→ **Exercise requirements**: Go through the records underneath and count the lines that include the string "Cerebellum". Give nothing but the number.
━━━━━━━━━━
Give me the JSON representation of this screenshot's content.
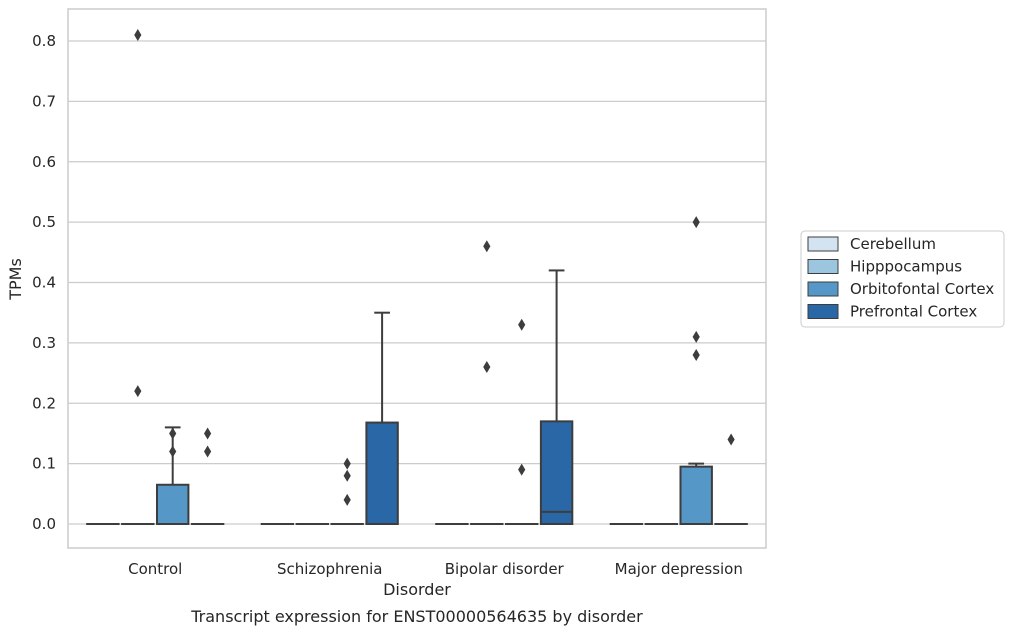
{
  "chart_data": {
    "type": "box",
    "caption": "Transcript expression for ENST00000564635 by disorder",
    "xlabel": "Disorder",
    "ylabel": "TPMs",
    "ylim": [
      -0.04,
      0.85
    ],
    "yticks": [
      "0.0",
      "0.1",
      "0.2",
      "0.3",
      "0.4",
      "0.5",
      "0.6",
      "0.7",
      "0.8"
    ],
    "categories": [
      "Control",
      "Schizophrenia",
      "Bipolar disorder",
      "Major depression"
    ],
    "grid": "horizontal",
    "legend_position": "right",
    "colors": {
      "Cerebellum": "#d3e3f2",
      "Hipppocampus": "#9cc5df",
      "Orbitofontal Cortex": "#5597c6",
      "Prefrontal Cortex": "#2a67a6"
    },
    "series": [
      {
        "name": "Cerebellum",
        "boxes": [
          {
            "q1": 0,
            "median": 0,
            "q3": 0,
            "whisker_low": 0,
            "whisker_high": 0,
            "outliers": []
          },
          {
            "q1": 0,
            "median": 0,
            "q3": 0,
            "whisker_low": 0,
            "whisker_high": 0,
            "outliers": []
          },
          {
            "q1": 0,
            "median": 0,
            "q3": 0,
            "whisker_low": 0,
            "whisker_high": 0,
            "outliers": []
          },
          {
            "q1": 0,
            "median": 0,
            "q3": 0,
            "whisker_low": 0,
            "whisker_high": 0,
            "outliers": []
          }
        ]
      },
      {
        "name": "Hipppocampus",
        "boxes": [
          {
            "q1": 0,
            "median": 0,
            "q3": 0,
            "whisker_low": 0,
            "whisker_high": 0,
            "outliers": [
              0.81,
              0.22
            ]
          },
          {
            "q1": 0,
            "median": 0,
            "q3": 0,
            "whisker_low": 0,
            "whisker_high": 0,
            "outliers": []
          },
          {
            "q1": 0,
            "median": 0,
            "q3": 0,
            "whisker_low": 0,
            "whisker_high": 0,
            "outliers": [
              0.46,
              0.26
            ]
          },
          {
            "q1": 0,
            "median": 0,
            "q3": 0,
            "whisker_low": 0,
            "whisker_high": 0,
            "outliers": []
          }
        ]
      },
      {
        "name": "Orbitofontal Cortex",
        "boxes": [
          {
            "q1": 0,
            "median": 0,
            "q3": 0.065,
            "whisker_low": 0,
            "whisker_high": 0.16,
            "outliers": [
              0.15,
              0.12
            ]
          },
          {
            "q1": 0,
            "median": 0,
            "q3": 0,
            "whisker_low": 0,
            "whisker_high": 0,
            "outliers": [
              0.1,
              0.08,
              0.04
            ]
          },
          {
            "q1": 0,
            "median": 0,
            "q3": 0,
            "whisker_low": 0,
            "whisker_high": 0,
            "outliers": [
              0.33,
              0.09
            ]
          },
          {
            "q1": 0,
            "median": 0,
            "q3": 0.095,
            "whisker_low": 0,
            "whisker_high": 0.1,
            "outliers": [
              0.5,
              0.31,
              0.28
            ]
          }
        ]
      },
      {
        "name": "Prefrontal Cortex",
        "boxes": [
          {
            "q1": 0,
            "median": 0,
            "q3": 0,
            "whisker_low": 0,
            "whisker_high": 0,
            "outliers": [
              0.15,
              0.12
            ]
          },
          {
            "q1": 0,
            "median": 0,
            "q3": 0.168,
            "whisker_low": 0,
            "whisker_high": 0.35,
            "outliers": []
          },
          {
            "q1": 0,
            "median": 0.02,
            "q3": 0.17,
            "whisker_low": 0,
            "whisker_high": 0.42,
            "outliers": []
          },
          {
            "q1": 0,
            "median": 0,
            "q3": 0,
            "whisker_low": 0,
            "whisker_high": 0,
            "outliers": [
              0.14
            ]
          }
        ]
      }
    ]
  }
}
━━━━━━━━━━
→ **Exercise answer**: 2